[Data supplied]

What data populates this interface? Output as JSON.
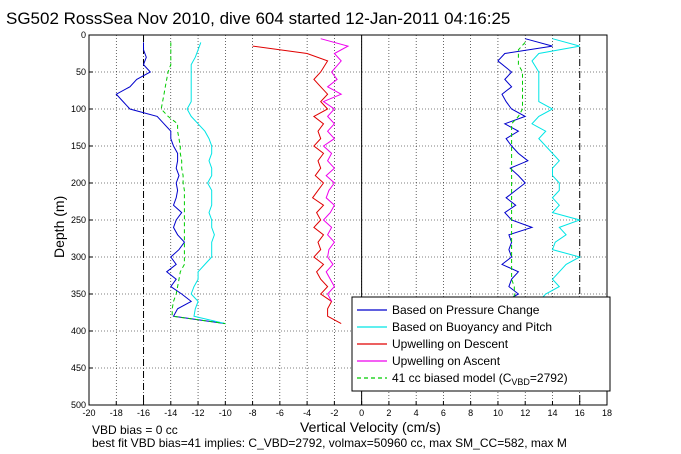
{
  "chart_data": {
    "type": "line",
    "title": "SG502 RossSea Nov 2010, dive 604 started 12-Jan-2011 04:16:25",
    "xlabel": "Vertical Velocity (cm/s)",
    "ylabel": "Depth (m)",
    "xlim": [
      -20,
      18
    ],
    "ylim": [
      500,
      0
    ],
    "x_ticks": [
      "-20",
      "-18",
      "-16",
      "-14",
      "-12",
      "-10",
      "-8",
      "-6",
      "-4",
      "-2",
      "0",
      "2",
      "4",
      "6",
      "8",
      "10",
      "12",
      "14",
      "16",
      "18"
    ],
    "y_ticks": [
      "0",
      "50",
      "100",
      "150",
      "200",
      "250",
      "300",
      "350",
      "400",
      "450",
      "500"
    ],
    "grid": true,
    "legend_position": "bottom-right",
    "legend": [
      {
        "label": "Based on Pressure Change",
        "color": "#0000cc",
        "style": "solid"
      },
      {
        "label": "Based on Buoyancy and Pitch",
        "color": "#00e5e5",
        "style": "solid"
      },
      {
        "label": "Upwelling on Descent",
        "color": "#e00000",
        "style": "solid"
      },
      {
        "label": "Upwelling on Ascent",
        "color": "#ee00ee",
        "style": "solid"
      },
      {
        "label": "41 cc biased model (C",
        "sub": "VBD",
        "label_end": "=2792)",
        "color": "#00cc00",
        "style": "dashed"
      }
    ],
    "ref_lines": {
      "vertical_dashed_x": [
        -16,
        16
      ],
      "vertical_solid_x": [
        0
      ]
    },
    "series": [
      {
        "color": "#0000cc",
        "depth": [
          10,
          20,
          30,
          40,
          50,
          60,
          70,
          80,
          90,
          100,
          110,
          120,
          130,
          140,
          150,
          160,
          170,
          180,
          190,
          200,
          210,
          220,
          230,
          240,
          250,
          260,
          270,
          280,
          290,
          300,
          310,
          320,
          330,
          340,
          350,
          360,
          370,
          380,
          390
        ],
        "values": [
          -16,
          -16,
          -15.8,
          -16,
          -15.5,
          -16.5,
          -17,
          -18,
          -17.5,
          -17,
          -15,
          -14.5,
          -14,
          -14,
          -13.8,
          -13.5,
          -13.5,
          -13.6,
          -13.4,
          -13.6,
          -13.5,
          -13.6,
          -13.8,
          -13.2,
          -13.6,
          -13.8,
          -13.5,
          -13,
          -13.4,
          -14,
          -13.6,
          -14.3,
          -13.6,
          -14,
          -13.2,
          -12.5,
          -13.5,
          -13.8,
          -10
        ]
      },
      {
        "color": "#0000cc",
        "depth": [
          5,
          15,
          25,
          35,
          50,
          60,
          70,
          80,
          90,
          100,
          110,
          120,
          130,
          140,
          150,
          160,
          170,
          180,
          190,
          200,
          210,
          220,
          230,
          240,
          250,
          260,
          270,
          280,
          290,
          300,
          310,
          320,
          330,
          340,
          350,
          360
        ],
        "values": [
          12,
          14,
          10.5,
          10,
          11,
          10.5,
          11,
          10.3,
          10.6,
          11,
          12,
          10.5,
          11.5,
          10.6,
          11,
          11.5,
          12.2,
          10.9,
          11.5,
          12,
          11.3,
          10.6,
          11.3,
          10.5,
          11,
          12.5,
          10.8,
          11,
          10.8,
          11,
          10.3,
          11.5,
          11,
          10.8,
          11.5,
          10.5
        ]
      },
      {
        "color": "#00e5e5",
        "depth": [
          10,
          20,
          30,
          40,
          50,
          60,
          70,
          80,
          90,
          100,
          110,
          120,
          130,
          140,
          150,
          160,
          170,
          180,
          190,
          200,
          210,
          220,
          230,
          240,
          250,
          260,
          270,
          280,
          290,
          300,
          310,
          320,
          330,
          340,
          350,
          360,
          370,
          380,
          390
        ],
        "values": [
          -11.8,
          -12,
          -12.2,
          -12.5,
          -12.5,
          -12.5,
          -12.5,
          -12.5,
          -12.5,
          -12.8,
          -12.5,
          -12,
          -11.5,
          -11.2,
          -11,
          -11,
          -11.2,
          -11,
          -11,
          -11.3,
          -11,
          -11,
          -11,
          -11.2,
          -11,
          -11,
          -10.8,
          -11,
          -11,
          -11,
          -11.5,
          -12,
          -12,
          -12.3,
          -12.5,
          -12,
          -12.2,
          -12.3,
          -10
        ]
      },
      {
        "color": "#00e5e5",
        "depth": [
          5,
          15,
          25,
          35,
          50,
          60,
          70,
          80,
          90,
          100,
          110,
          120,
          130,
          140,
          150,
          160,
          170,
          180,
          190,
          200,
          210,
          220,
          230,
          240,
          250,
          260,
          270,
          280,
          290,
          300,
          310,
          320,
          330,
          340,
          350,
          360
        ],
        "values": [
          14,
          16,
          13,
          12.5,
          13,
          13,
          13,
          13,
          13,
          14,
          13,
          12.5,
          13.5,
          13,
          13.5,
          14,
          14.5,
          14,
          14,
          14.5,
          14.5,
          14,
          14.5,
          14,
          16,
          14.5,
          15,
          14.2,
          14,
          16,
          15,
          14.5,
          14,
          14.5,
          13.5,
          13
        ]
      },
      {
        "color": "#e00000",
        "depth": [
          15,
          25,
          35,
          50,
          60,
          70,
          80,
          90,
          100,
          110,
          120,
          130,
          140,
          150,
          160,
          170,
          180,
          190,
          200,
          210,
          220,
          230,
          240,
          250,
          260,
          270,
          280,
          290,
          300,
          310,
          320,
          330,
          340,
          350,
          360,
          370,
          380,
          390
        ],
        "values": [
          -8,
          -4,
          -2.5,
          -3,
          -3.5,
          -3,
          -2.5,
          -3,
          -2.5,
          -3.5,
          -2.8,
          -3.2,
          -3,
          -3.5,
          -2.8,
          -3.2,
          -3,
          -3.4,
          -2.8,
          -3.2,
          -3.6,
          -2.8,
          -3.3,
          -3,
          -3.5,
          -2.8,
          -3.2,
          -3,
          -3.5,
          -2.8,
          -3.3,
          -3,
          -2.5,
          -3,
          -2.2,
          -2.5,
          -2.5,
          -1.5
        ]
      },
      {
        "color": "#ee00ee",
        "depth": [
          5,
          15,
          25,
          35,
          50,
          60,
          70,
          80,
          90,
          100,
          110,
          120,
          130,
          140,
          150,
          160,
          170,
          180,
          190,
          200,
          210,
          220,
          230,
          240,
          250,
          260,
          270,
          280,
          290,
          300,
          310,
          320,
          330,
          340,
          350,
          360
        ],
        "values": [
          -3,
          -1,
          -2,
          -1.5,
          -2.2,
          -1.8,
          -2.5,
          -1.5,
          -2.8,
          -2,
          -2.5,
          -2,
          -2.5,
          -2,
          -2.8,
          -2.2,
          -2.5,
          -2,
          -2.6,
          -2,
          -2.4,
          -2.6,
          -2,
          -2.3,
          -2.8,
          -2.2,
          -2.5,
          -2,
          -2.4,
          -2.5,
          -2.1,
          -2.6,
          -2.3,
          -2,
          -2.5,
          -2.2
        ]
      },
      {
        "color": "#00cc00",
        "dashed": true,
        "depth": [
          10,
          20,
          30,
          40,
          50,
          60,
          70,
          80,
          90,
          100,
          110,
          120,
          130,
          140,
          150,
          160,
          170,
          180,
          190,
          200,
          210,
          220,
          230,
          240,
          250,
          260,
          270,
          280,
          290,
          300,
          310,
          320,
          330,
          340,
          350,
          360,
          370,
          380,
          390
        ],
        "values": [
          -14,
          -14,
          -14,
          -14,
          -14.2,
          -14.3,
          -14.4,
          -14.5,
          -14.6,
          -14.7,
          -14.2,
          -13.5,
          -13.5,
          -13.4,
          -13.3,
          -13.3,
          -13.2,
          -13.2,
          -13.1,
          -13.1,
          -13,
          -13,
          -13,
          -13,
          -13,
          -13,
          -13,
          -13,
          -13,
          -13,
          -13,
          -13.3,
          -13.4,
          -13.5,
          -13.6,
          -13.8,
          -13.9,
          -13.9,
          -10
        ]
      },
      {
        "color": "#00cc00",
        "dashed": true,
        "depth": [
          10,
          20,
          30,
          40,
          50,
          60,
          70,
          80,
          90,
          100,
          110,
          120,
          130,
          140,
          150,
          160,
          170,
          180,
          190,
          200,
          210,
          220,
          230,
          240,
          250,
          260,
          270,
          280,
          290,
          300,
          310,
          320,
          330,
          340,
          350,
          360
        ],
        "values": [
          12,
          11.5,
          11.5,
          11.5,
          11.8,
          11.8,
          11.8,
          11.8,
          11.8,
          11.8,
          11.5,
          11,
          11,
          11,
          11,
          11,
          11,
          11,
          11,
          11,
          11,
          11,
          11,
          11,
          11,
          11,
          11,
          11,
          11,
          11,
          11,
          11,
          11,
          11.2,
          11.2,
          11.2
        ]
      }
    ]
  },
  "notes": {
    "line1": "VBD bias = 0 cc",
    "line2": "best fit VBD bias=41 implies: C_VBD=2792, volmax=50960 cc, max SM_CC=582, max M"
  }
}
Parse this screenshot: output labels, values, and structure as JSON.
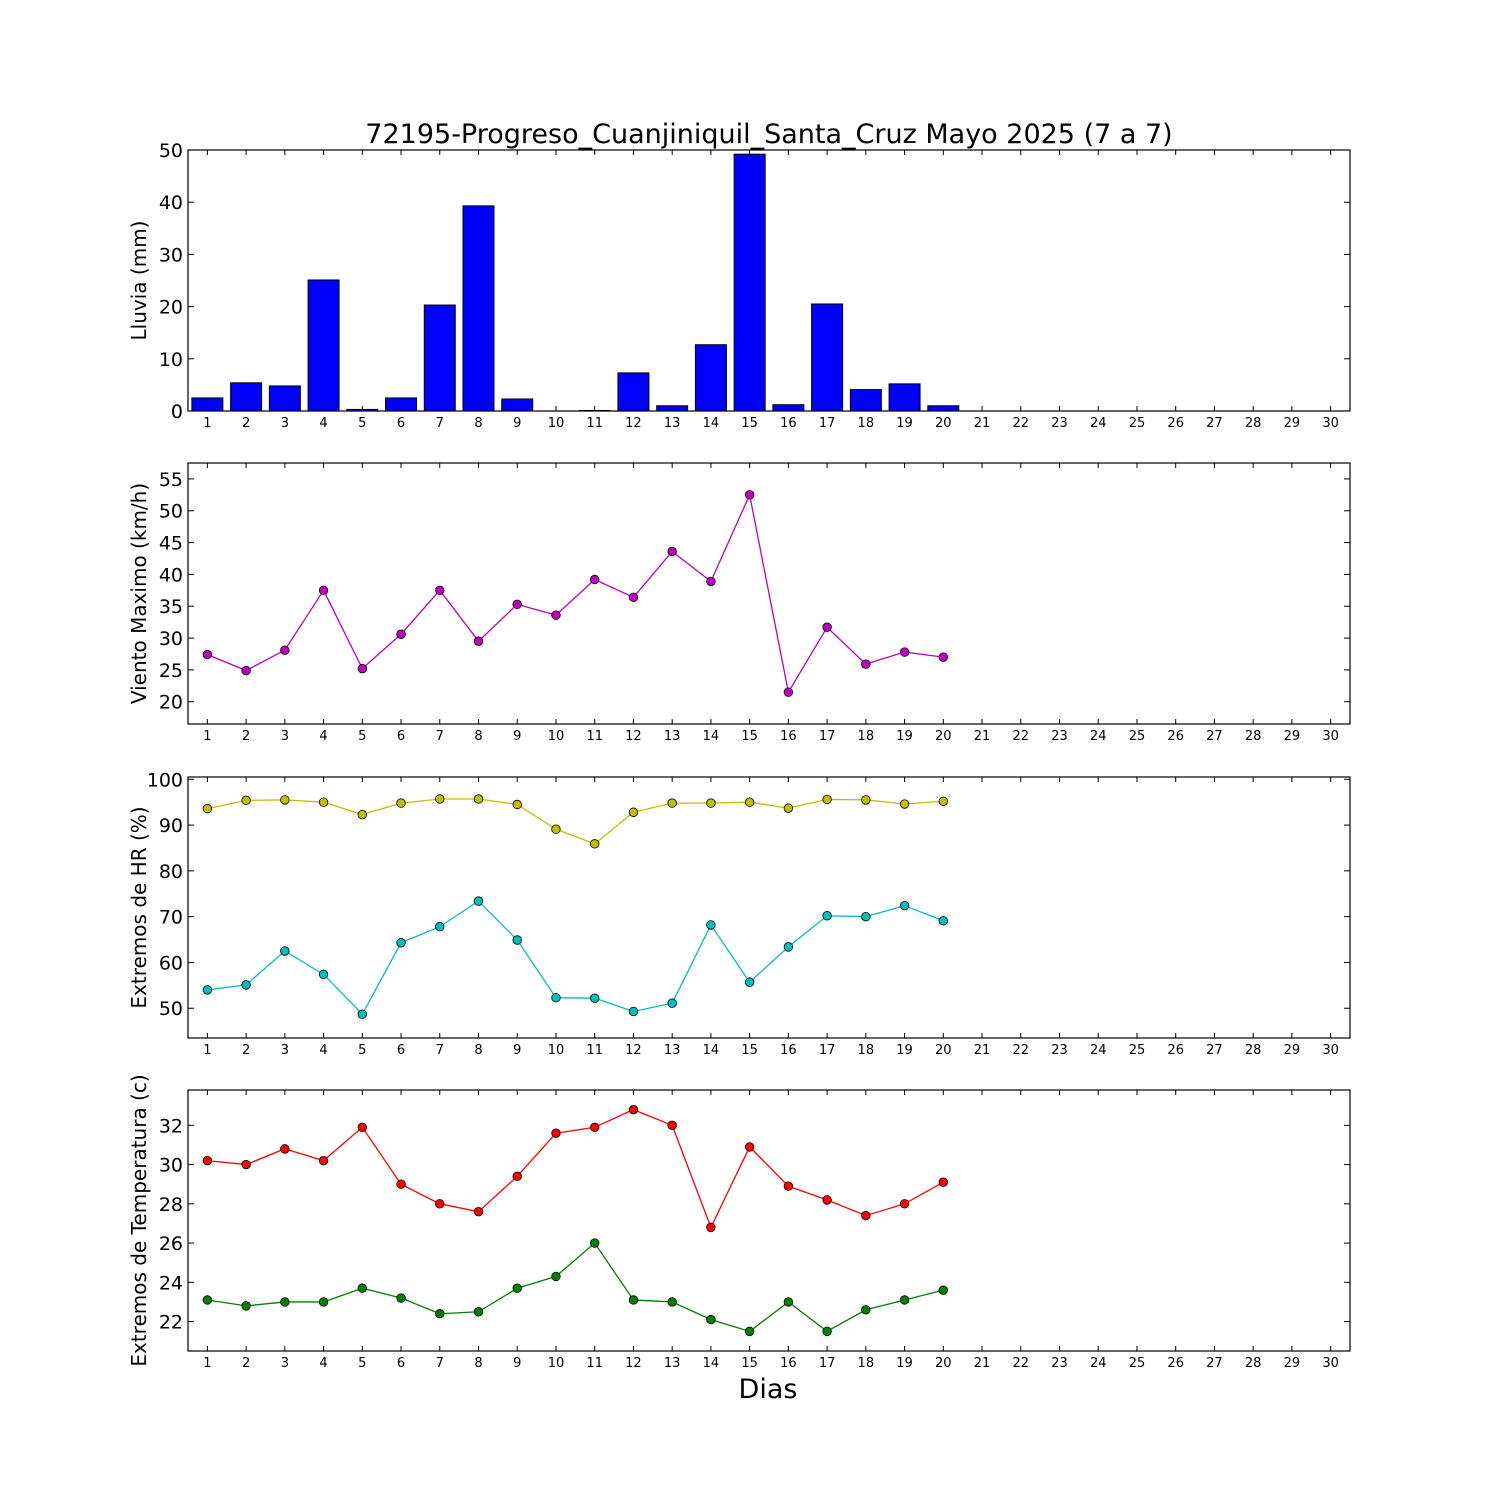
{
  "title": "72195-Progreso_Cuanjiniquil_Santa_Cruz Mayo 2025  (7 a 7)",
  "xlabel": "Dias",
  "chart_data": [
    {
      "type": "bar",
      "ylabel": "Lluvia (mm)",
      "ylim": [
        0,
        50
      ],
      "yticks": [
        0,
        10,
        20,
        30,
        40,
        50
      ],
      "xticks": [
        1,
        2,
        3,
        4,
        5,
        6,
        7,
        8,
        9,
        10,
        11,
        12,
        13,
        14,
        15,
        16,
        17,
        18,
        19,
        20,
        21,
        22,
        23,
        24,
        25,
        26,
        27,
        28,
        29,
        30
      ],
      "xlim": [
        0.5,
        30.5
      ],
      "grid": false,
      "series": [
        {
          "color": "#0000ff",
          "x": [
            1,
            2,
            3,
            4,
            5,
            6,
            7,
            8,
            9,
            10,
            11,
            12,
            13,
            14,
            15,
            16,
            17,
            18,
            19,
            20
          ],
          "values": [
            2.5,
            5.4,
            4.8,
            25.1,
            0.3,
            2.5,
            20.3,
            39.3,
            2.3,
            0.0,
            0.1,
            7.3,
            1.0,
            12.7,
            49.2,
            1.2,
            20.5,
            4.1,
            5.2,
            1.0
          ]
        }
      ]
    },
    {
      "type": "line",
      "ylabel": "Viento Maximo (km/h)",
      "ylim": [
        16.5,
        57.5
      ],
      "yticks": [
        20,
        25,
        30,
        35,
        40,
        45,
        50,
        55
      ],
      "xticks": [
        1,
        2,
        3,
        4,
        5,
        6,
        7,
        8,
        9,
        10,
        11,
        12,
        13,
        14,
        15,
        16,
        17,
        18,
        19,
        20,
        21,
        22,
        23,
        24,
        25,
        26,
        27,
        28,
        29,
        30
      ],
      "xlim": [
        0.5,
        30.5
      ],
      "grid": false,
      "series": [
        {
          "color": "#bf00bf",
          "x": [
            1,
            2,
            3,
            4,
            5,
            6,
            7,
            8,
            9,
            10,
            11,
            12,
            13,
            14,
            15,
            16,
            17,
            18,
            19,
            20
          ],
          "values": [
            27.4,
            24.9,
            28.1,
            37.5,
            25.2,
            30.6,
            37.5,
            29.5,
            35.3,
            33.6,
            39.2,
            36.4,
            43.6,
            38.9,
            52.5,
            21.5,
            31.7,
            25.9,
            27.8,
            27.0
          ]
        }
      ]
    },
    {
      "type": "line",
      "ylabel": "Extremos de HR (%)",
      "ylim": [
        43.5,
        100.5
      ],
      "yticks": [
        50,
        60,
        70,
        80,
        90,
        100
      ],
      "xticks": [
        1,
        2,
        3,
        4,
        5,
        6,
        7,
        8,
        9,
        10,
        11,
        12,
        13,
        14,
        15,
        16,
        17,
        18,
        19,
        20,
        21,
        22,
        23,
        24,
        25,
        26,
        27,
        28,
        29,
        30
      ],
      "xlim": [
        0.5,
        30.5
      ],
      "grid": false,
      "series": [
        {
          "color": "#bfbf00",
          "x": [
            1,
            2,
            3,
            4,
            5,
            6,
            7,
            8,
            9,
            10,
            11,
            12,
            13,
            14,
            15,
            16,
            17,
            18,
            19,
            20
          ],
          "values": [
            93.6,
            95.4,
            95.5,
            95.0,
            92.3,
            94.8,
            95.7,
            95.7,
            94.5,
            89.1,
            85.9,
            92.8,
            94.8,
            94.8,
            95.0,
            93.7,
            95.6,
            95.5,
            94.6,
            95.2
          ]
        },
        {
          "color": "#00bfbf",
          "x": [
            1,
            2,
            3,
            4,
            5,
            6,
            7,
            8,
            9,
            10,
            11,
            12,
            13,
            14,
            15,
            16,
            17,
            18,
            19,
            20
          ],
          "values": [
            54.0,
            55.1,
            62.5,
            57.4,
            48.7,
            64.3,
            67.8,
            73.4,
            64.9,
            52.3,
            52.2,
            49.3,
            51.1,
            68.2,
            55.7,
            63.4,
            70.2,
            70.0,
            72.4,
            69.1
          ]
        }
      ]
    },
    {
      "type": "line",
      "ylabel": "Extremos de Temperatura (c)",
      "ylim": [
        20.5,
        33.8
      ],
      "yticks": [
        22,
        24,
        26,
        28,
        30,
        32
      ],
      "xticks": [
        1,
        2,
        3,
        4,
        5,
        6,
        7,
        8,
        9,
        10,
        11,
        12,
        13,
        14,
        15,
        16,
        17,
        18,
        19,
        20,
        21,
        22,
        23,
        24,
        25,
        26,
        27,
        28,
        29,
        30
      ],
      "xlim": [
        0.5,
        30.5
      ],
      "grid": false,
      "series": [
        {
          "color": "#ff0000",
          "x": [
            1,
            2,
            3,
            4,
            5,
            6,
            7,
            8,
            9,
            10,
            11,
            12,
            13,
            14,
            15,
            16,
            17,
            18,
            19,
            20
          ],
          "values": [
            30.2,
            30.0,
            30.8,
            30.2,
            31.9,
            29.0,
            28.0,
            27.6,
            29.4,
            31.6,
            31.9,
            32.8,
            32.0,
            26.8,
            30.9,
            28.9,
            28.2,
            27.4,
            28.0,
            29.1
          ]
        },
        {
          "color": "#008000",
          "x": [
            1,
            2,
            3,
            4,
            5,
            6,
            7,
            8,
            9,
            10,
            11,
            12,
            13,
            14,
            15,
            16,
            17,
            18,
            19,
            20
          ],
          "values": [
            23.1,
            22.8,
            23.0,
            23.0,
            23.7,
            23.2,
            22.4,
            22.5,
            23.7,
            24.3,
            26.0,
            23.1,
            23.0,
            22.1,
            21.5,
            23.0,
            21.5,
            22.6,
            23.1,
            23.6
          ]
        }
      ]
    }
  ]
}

[Exercise description]
Track down every line of the material containing the string "this", and copy it.

[The solution]
What data populates this interface? Output as JSON.
Parse this screenshot: output labels, values, and structure as JSON.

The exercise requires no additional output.